* start *

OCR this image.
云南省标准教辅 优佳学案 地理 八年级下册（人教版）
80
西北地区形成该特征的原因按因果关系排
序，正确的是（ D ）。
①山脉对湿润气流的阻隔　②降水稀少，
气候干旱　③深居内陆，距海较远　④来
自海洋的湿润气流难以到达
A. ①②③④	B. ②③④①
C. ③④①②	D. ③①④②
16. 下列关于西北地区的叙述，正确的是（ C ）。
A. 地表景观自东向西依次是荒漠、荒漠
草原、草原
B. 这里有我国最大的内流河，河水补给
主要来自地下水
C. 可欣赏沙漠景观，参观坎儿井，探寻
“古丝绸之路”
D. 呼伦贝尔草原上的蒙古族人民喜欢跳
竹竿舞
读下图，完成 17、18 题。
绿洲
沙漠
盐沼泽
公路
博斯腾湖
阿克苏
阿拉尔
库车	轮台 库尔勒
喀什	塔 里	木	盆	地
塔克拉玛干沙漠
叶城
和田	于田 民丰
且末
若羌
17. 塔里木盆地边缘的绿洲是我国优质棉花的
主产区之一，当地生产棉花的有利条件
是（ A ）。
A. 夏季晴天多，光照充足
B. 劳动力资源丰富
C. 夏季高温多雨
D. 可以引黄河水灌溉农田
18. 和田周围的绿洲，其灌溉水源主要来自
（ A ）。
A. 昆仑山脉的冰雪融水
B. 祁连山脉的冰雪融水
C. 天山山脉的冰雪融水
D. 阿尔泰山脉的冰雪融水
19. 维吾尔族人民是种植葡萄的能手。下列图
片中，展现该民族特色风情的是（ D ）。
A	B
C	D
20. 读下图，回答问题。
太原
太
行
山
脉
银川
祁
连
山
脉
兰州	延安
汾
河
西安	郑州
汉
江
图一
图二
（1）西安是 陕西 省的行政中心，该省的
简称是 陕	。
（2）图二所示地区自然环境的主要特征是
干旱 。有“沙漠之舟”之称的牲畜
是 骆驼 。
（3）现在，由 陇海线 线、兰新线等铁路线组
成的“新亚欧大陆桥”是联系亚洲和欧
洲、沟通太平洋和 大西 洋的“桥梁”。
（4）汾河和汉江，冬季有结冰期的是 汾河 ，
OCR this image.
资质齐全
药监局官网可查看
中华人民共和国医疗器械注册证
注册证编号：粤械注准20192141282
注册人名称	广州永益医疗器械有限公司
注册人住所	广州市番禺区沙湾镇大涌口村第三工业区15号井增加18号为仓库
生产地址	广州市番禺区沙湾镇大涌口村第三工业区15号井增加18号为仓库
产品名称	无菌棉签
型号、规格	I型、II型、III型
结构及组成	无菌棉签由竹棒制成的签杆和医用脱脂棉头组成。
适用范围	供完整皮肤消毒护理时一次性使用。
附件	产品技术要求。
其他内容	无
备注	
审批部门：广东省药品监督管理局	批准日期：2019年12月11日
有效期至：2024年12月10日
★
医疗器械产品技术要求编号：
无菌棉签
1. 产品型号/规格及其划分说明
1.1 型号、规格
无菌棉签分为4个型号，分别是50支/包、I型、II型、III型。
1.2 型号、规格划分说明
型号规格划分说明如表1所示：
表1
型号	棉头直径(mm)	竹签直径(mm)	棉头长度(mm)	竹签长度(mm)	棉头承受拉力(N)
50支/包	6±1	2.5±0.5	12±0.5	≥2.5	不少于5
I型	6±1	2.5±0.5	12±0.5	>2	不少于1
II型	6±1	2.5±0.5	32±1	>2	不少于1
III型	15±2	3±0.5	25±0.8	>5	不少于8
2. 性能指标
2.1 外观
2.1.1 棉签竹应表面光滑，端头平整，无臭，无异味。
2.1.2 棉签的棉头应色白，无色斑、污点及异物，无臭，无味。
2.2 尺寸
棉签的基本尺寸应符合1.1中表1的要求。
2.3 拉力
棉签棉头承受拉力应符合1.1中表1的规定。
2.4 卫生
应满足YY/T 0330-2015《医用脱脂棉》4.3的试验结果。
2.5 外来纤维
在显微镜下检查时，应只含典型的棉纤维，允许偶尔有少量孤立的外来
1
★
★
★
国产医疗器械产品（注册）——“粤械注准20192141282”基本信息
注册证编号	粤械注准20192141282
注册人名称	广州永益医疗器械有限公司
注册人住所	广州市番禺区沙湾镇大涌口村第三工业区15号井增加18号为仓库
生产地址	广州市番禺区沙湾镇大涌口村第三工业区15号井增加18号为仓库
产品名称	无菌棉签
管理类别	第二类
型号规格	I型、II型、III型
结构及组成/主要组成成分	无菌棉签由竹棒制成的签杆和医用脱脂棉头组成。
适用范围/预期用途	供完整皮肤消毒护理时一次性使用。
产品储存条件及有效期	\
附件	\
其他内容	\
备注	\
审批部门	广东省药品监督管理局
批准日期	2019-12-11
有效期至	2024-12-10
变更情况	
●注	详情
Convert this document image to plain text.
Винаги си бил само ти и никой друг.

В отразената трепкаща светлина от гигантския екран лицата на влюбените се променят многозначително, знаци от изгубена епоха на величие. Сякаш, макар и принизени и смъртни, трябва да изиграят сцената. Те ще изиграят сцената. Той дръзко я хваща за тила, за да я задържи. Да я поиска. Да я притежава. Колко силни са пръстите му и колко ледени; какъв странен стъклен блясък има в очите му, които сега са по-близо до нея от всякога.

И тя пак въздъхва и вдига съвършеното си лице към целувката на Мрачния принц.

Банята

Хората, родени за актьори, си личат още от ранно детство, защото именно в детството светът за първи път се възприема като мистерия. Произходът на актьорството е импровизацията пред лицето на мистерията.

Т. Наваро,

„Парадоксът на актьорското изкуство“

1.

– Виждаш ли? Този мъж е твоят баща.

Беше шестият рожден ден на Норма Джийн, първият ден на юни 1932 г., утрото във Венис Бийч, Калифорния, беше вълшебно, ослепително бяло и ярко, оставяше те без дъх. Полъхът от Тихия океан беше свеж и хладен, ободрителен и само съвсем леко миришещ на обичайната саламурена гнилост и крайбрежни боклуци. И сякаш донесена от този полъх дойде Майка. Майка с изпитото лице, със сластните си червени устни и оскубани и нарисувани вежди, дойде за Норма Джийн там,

* end *

Print all of the entries again, exactly as written.

OCR this image.
云南省标准教辅 优佳学案 地理 八年级下册（人教版）
80
西北地区形成该特征的原因按因果关系排
序，正确的是（ D ）。
①山脉对湿润气流的阻隔　②降水稀少，
气候干旱　③深居内陆，距海较远　④来
自海洋的湿润气流难以到达
A. ①②③④	B. ②③④①
C. ③④①②	D. ③①④②
16. 下列关于西北地区的叙述，正确的是（ C ）。
A. 地表景观自东向西依次是荒漠、荒漠
草原、草原
B. 这里有我国最大的内流河，河水补给
主要来自地下水
C. 可欣赏沙漠景观，参观坎儿井，探寻
“古丝绸之路”
D. 呼伦贝尔草原上的蒙古族人民喜欢跳
竹竿舞
读下图，完成 17、18 题。
绿洲
沙漠
盐沼泽
公路
博斯腾湖
阿克苏
阿拉尔
库车	轮台 库尔勒
喀什	塔 里	木	盆	地
塔克拉玛干沙漠
叶城
和田	于田 民丰
且末
若羌
17. 塔里木盆地边缘的绿洲是我国优质棉花的
主产区之一，当地生产棉花的有利条件
是（ A ）。
A. 夏季晴天多，光照充足
B. 劳动力资源丰富
C. 夏季高温多雨
D. 可以引黄河水灌溉农田
18. 和田周围的绿洲，其灌溉水源主要来自
（ A ）。
A. 昆仑山脉的冰雪融水
B. 祁连山脉的冰雪融水
C. 天山山脉的冰雪融水
D. 阿尔泰山脉的冰雪融水
19. 维吾尔族人民是种植葡萄的能手。下列图
片中，展现该民族特色风情的是（ D ）。
A	B
C	D
20. 读下图，回答问题。
太原
太
行
山
脉
银川
祁
连
山
脉
兰州	延安
汾
河
西安	郑州
汉
江
图一
图二
（1）西安是 陕西 省的行政中心，该省的
简称是 陕	。
（2）图二所示地区自然环境的主要特征是
干旱 。有“沙漠之舟”之称的牲畜
是 骆驼 。
（3）现在，由 陇海线 线、兰新线等铁路线组
成的“新亚欧大陆桥”是联系亚洲和欧
洲、沟通太平洋和 大西 洋的“桥梁”。
（4）汾河和汉江，冬季有结冰期的是 汾河 ，
OCR this image.
资质齐全
药监局官网可查看
中华人民共和国医疗器械注册证
注册证编号：粤械注准20192141282
注册人名称	广州永益医疗器械有限公司
注册人住所	广州市番禺区沙湾镇大涌口村第三工业区15号井增加18号为仓库
生产地址	广州市番禺区沙湾镇大涌口村第三工业区15号井增加18号为仓库
产品名称	无菌棉签
型号、规格	I型、II型、III型
结构及组成	无菌棉签由竹棒制成的签杆和医用脱脂棉头组成。
适用范围	供完整皮肤消毒护理时一次性使用。
附件	产品技术要求。
其他内容	无
备注	
审批部门：广东省药品监督管理局	批准日期：2019年12月11日
有效期至：2024年12月10日
★
医疗器械产品技术要求编号：
无菌棉签
1. 产品型号/规格及其划分说明
1.1 型号、规格
无菌棉签分为4个型号，分别是50支/包、I型、II型、III型。
1.2 型号、规格划分说明
型号规格划分说明如表1所示：
表1
型号	棉头直径(mm)	竹签直径(mm)	棉头长度(mm)	竹签长度(mm)	棉头承受拉力(N)
50支/包	6±1	2.5±0.5	12±0.5	≥2.5	不少于5
I型	6±1	2.5±0.5	12±0.5	>2	不少于1
II型	6±1	2.5±0.5	32±1	>2	不少于1
III型	15±2	3±0.5	25±0.8	>5	不少于8
2. 性能指标
2.1 外观
2.1.1 棉签竹应表面光滑，端头平整，无臭，无异味。
2.1.2 棉签的棉头应色白，无色斑、污点及异物，无臭，无味。
2.2 尺寸
棉签的基本尺寸应符合1.1中表1的要求。
2.3 拉力
棉签棉头承受拉力应符合1.1中表1的规定。
2.4 卫生
应满足YY/T 0330-2015《医用脱脂棉》4.3的试验结果。
2.5 外来纤维
在显微镜下检查时，应只含典型的棉纤维，允许偶尔有少量孤立的外来
1
★
★
★
国产医疗器械产品（注册）——“粤械注准20192141282”基本信息
注册证编号	粤械注准20192141282
注册人名称	广州永益医疗器械有限公司
注册人住所	广州市番禺区沙湾镇大涌口村第三工业区15号井增加18号为仓库
生产地址	广州市番禺区沙湾镇大涌口村第三工业区15号井增加18号为仓库
产品名称	无菌棉签
管理类别	第二类
型号规格	I型、II型、III型
结构及组成/主要组成成分	无菌棉签由竹棒制成的签杆和医用脱脂棉头组成。
适用范围/预期用途	供完整皮肤消毒护理时一次性使用。
产品储存条件及有效期	\
附件	\
其他内容	\
备注	\
审批部门	广东省药品监督管理局
批准日期	2019-12-11
有效期至	2024-12-10
变更情况	
●注	详情
Convert this document image to plain text.
Винаги си бил само ти и никой друг.

В отразената трепкаща светлина от гигантския екран лицата на влюбените се променят многозначително, знаци от изгубена епоха на величие. Сякаш, макар и принизени и смъртни, трябва да изиграят сцената. Те ще изиграят сцената. Той дръзко я хваща за тила, за да я задържи. Да я поиска. Да я притежава. Колко силни са пръстите му и колко ледени; какъв странен стъклен блясък има в очите му, които сега са по-близо до нея от всякога.

И тя пак въздъхва и вдига съвършеното си лице към целувката на Мрачния принц.

Банята

Хората, родени за актьори, си личат още от ранно детство, защото именно в детството светът за първи път се възприема като мистерия. Произходът на актьорството е импровизацията пред лицето на мистерията.

Т. Наваро,

„Парадоксът на актьорското изкуство“

1.

– Виждаш ли? Този мъж е твоят баща.

Беше шестият рожден ден на Норма Джийн, първият ден на юни 1932 г., утрото във Венис Бийч, Калифорния, беше вълшебно, ослепително бяло и ярко, оставяше те без дъх. Полъхът от Тихия океан беше свеж и хладен, ободрителен и само съвсем леко миришещ на обичайната саламурена гнилост и крайбрежни боклуци. И сякаш донесена от този полъх дойде Майка. Майка с изпитото лице, със сластните си червени устни и оскубани и нарисувани вежди, дойде за Норма Джийн там,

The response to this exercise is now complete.